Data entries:
________________________
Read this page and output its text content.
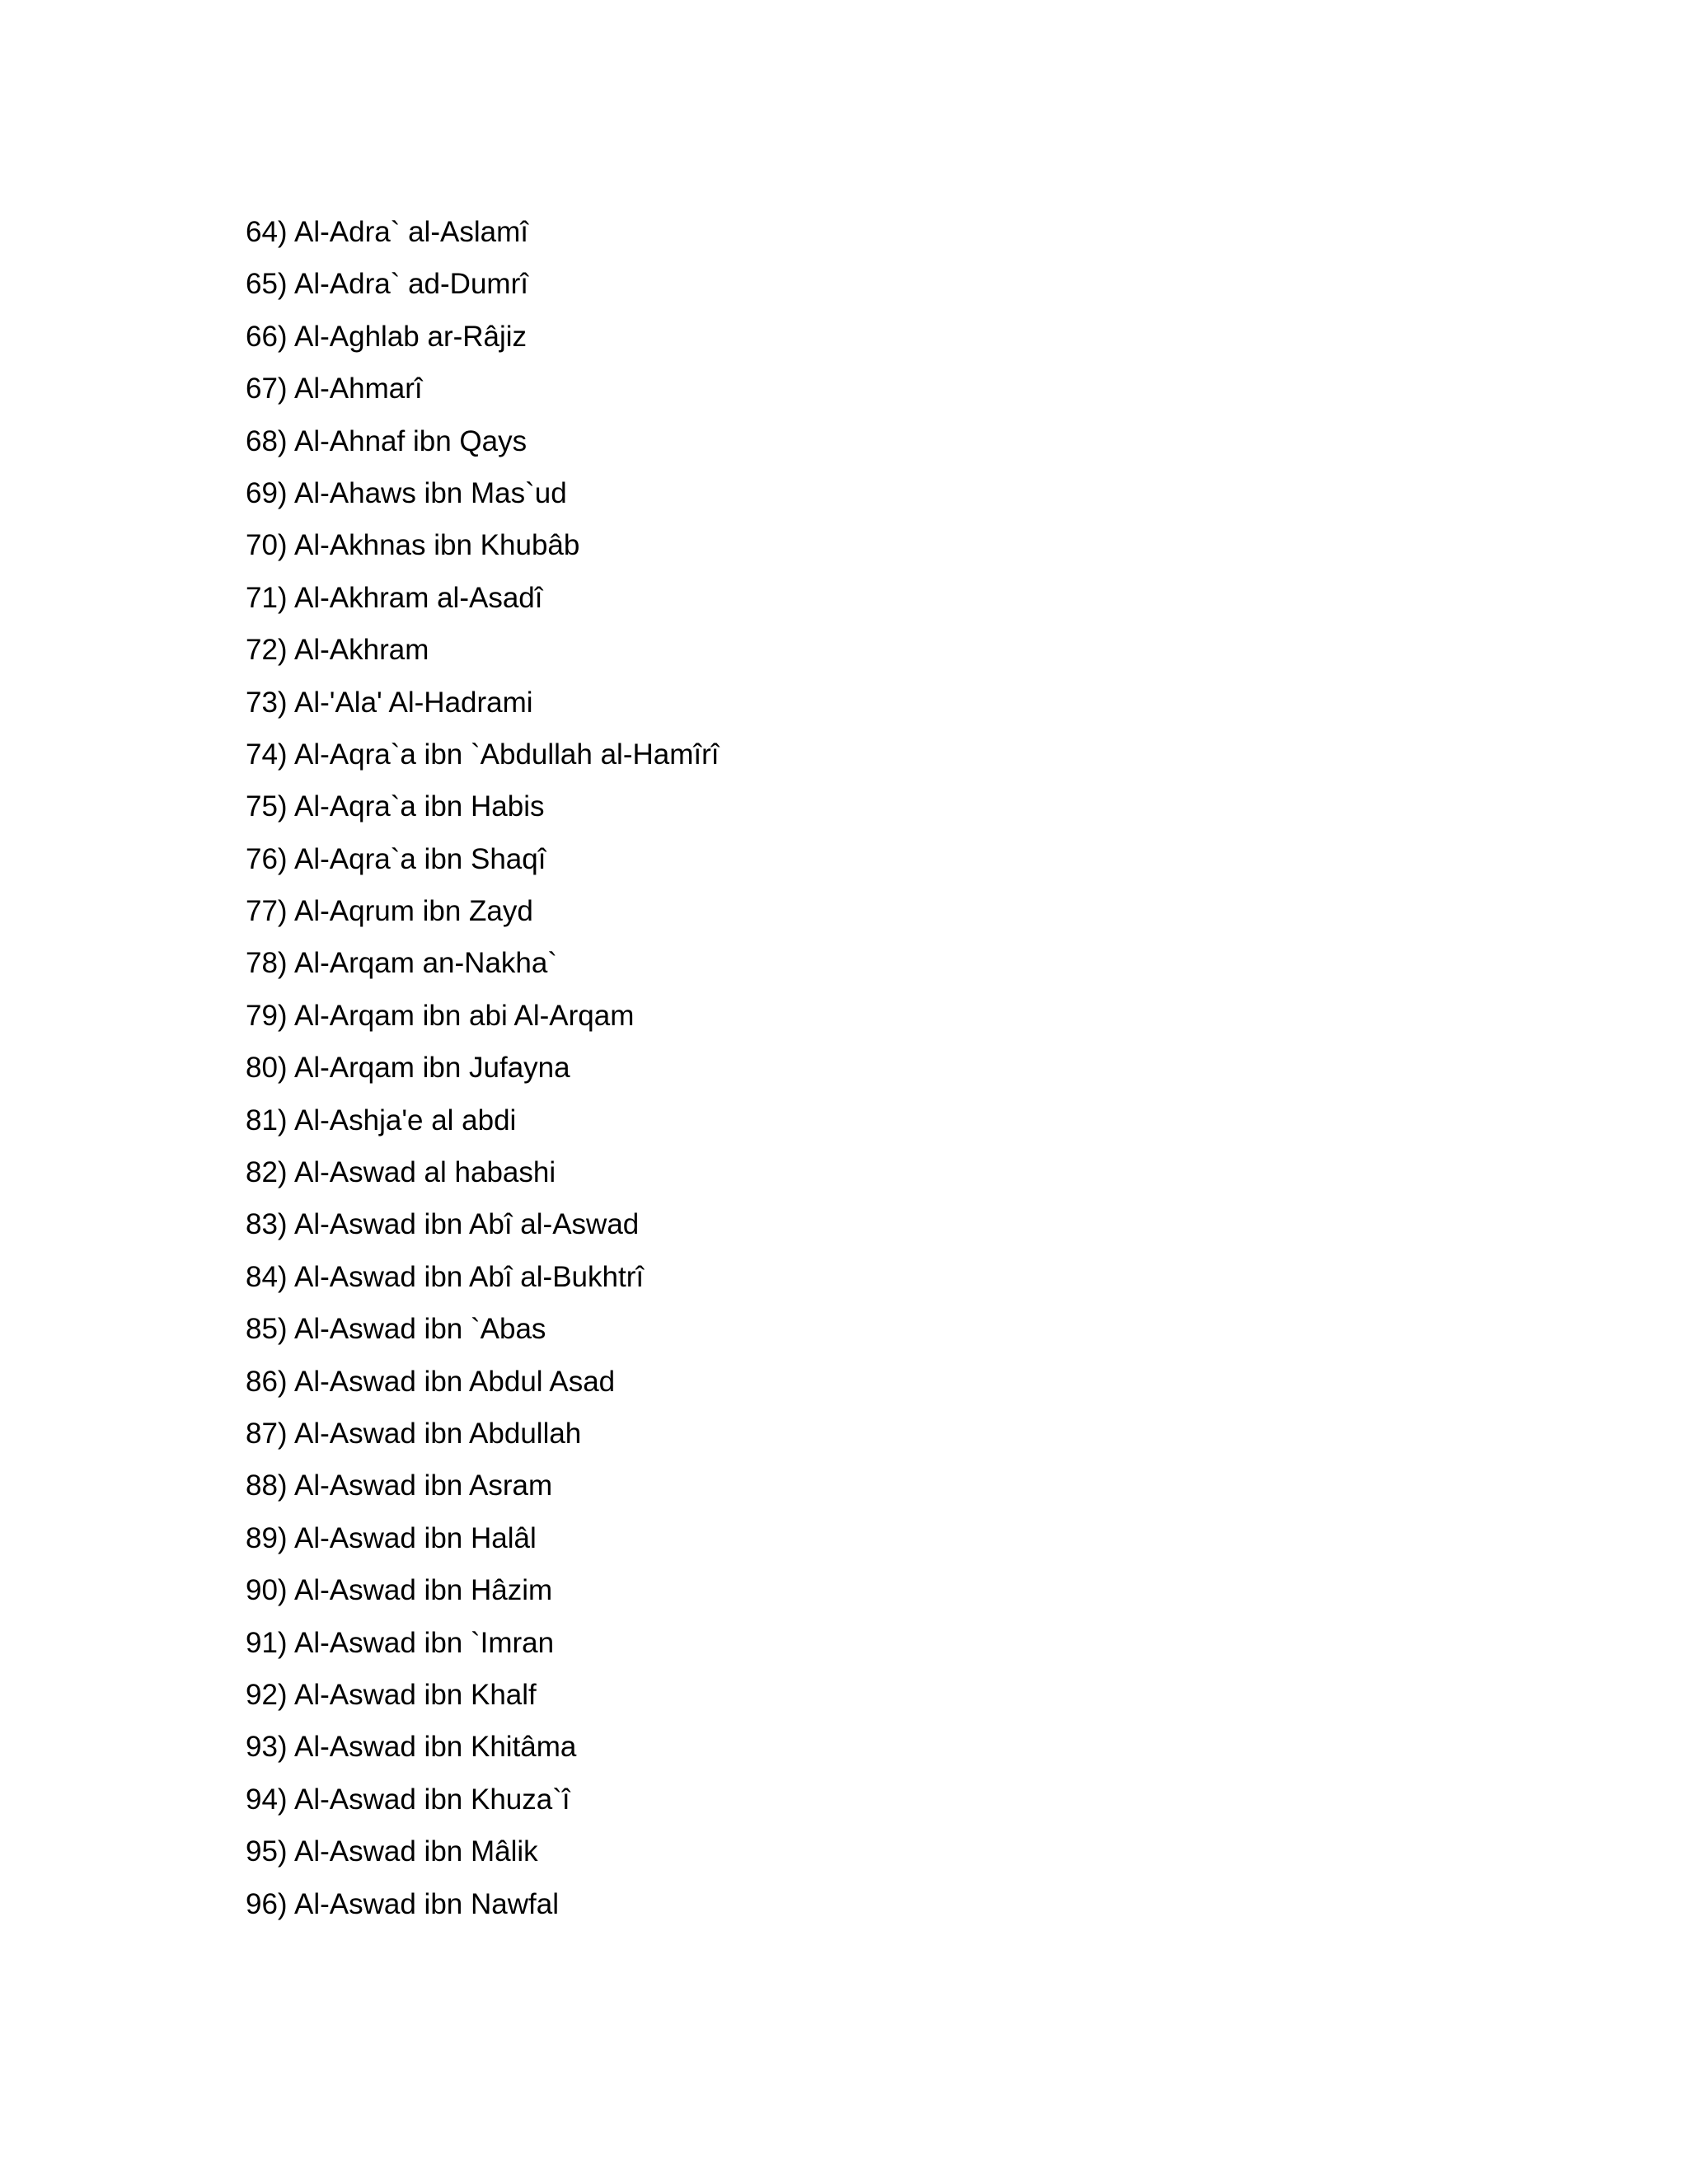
64) Al-Adra` al-Aslamî
65) Al-Adra` ad-Dumrî
66) Al-Aghlab ar-Râjiz
67) Al-Ahmarî
68) Al-Ahnaf ibn Qays
69) Al-Ahaws ibn Mas`ud
70) Al-Akhnas ibn Khubâb
71) Al-Akhram al-Asadî
72) Al-Akhram
73) Al-'Ala' Al-Hadrami
74) Al-Aqra`a ibn `Abdullah al-Hamîrî
75) Al-Aqra`a ibn Habis
76) Al-Aqra`a ibn Shaqî
77) Al-Aqrum ibn Zayd
78) Al-Arqam an-Nakha`
79) Al-Arqam ibn abi Al-Arqam
80) Al-Arqam ibn Jufayna
81) Al-Ashja'e al abdi
82) Al-Aswad al habashi
83) Al-Aswad ibn Abî al-Aswad
84) Al-Aswad ibn Abî al-Bukhtrî
85) Al-Aswad ibn `Abas
86) Al-Aswad ibn Abdul Asad
87) Al-Aswad ibn Abdullah
88) Al-Aswad ibn Asram
89) Al-Aswad ibn Halâl
90) Al-Aswad ibn Hâzim
91) Al-Aswad ibn `Imran
92) Al-Aswad ibn Khalf
93) Al-Aswad ibn Khitâma
94) Al-Aswad ibn Khuza`î
95) Al-Aswad ibn Mâlik
96) Al-Aswad ibn Nawfal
________________________
Repeat every record above exactly, but leave out any pictures.

#### Answer to this task
Read this page and output its text content.
64) Al-Adra` al-Aslamî
65) Al-Adra` ad-Dumrî
66) Al-Aghlab ar-Râjiz
67) Al-Ahmarî
68) Al-Ahnaf ibn Qays
69) Al-Ahaws ibn Mas`ud
70) Al-Akhnas ibn Khubâb
71) Al-Akhram al-Asadî
72) Al-Akhram
73) Al-'Ala' Al-Hadrami
74) Al-Aqra`a ibn `Abdullah al-Hamîrî
75) Al-Aqra`a ibn Habis
76) Al-Aqra`a ibn Shaqî
77) Al-Aqrum ibn Zayd
78) Al-Arqam an-Nakha`
79) Al-Arqam ibn abi Al-Arqam
80) Al-Arqam ibn Jufayna
81) Al-Ashja'e al abdi
82) Al-Aswad al habashi
83) Al-Aswad ibn Abî al-Aswad
84) Al-Aswad ibn Abî al-Bukhtrî
85) Al-Aswad ibn `Abas
86) Al-Aswad ibn Abdul Asad
87) Al-Aswad ibn Abdullah
88) Al-Aswad ibn Asram
89) Al-Aswad ibn Halâl
90) Al-Aswad ibn Hâzim
91) Al-Aswad ibn `Imran
92) Al-Aswad ibn Khalf
93) Al-Aswad ibn Khitâma
94) Al-Aswad ibn Khuza`î
95) Al-Aswad ibn Mâlik
96) Al-Aswad ibn Nawfal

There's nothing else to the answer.